What the exercise asks -
Reproduce the listing below in its entirety. Change nothing.

— START OF Given records —

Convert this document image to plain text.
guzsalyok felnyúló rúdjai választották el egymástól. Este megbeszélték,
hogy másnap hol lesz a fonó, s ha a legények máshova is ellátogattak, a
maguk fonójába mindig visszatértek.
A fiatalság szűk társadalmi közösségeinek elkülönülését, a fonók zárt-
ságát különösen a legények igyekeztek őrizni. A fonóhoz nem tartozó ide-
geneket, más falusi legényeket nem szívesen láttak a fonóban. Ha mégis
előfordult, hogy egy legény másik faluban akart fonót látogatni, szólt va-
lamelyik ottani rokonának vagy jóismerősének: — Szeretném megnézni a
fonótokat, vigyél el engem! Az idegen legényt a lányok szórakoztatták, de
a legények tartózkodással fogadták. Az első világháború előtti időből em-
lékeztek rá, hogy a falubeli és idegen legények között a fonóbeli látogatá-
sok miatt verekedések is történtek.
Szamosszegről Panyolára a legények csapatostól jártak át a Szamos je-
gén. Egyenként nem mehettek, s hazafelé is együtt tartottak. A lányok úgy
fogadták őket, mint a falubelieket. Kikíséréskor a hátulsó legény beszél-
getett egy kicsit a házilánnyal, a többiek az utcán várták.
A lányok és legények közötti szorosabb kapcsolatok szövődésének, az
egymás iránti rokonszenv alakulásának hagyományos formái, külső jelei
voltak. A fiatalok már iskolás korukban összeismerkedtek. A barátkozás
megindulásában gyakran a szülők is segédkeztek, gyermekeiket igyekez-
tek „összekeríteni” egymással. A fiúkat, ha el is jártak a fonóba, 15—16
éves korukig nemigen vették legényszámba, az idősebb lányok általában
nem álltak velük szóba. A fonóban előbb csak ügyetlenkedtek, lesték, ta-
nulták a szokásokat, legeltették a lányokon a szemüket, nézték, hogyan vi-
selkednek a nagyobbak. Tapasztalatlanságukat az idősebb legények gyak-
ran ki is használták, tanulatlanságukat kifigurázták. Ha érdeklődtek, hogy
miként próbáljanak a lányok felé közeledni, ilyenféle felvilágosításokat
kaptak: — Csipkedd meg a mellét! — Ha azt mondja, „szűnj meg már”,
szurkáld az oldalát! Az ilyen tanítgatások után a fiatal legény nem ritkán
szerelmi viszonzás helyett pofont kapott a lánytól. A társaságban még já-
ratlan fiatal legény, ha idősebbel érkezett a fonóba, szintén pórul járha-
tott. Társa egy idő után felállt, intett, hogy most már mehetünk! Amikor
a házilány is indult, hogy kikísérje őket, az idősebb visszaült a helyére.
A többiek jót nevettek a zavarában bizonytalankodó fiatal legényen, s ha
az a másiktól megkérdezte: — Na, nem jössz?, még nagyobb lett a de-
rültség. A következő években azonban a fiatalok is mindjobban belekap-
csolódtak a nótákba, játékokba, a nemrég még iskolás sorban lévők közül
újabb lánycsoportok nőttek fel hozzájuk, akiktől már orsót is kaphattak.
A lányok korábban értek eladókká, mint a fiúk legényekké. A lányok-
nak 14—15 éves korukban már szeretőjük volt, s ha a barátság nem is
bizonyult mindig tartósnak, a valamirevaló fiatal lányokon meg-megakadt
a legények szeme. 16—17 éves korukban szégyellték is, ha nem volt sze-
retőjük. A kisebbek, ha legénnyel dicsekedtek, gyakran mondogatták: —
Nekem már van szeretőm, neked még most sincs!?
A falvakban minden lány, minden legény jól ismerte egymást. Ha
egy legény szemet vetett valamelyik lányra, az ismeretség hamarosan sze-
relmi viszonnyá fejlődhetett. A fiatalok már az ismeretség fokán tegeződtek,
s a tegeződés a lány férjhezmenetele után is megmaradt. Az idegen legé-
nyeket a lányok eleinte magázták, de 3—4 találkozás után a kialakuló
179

— END OF Given records —

Expected answer -
Convert this document image to plain text.
guzsalyok felnyúló rúdjai választották el egymástól. Este megbeszélték,
hogy másnap hol lesz a fonó, s ha a legények máshova is ellátogattak, a
maguk fonójába mindig visszatértek.
A fiatalság szűk társadalmi közösségeinek elkülönülését, a fonók zárt-
ságát különösen a legények igyekeztek őrizni. A fonóhoz nem tartozó ide-
geneket, más falusi legényeket nem szívesen láttak a fonóban. Ha mégis
előfordult, hogy egy legény másik faluban akart fonót látogatni, szólt va-
lamelyik ottani rokonának vagy jóismerősének: — Szeretném megnézni a
fonótokat, vigyél el engem! Az idegen legényt a lányok szórakoztatták, de
a legények tartózkodással fogadták. Az első világháború előtti időből em-
lékeztek rá, hogy a falubeli és idegen legények között a fonóbeli látogatá-
sok miatt verekedések is történtek.
Szamosszegről Panyolára a legények csapatostól jártak át a Szamos je-
gén. Egyenként nem mehettek, s hazafelé is együtt tartottak. A lányok úgy
fogadták őket, mint a falubelieket. Kikíséréskor a hátulsó legény beszél-
getett egy kicsit a házilánnyal, a többiek az utcán várták.
A lányok és legények közötti szorosabb kapcsolatok szövődésének, az
egymás iránti rokonszenv alakulásának hagyományos formái, külső jelei
voltak. A fiatalok már iskolás korukban összeismerkedtek. A barátkozás
megindulásában gyakran a szülők is segédkeztek, gyermekeiket igyekez-
tek „összekeríteni” egymással. A fiúkat, ha el is jártak a fonóba, 15—16
éves korukig nemigen vették legényszámba, az idősebb lányok általában
nem álltak velük szóba. A fonóban előbb csak ügyetlenkedtek, lesték, ta-
nulták a szokásokat, legeltették a lányokon a szemüket, nézték, hogyan vi-
selkednek a nagyobbak. Tapasztalatlanságukat az idősebb legények gyak-
ran ki is használták, tanulatlanságukat kifigurázták. Ha érdeklődtek, hogy
miként próbáljanak a lányok felé közeledni, ilyenféle felvilágosításokat
kaptak: — Csipkedd meg a mellét! — Ha azt mondja, „szűnj meg már”,
szurkáld az oldalát! Az ilyen tanítgatások után a fiatal legény nem ritkán
szerelmi viszonzás helyett pofont kapott a lánytól. A társaságban még já-
ratlan fiatal legény, ha idősebbel érkezett a fonóba, szintén pórul járha-
tott. Társa egy idő után felállt, intett, hogy most már mehetünk! Amikor
a házilány is indult, hogy kikísérje őket, az idősebb visszaült a helyére.
A többiek jót nevettek a zavarában bizonytalankodó fiatal legényen, s ha
az a másiktól megkérdezte: — Na, nem jössz?, még nagyobb lett a de-
rültség. A következő években azonban a fiatalok is mindjobban belekap-
csolódtak a nótákba, játékokba, a nemrég még iskolás sorban lévők közül
újabb lánycsoportok nőttek fel hozzájuk, akiktől már orsót is kaphattak.
A lányok korábban értek eladókká, mint a fiúk legényekké. A lányok-
nak 14—15 éves korukban már szeretőjük volt, s ha a barátság nem is
bizonyult mindig tartósnak, a valamirevaló fiatal lányokon meg-megakadt
a legények szeme. 16—17 éves korukban szégyellték is, ha nem volt sze-
retőjük. A kisebbek, ha legénnyel dicsekedtek, gyakran mondogatták: —
Nekem már van szeretőm, neked még most sincs!?
A falvakban minden lány, minden legény jól ismerte egymást. Ha
egy legény szemet vetett valamelyik lányra, az ismeretség hamarosan sze-
relmi viszonnyá fejlődhetett. A fiatalok már az ismeretség fokán tegeződtek,
s a tegeződés a lány férjhezmenetele után is megmaradt. Az idegen legé-
nyeket a lányok eleinte magázták, de 3—4 találkozás után a kialakuló
179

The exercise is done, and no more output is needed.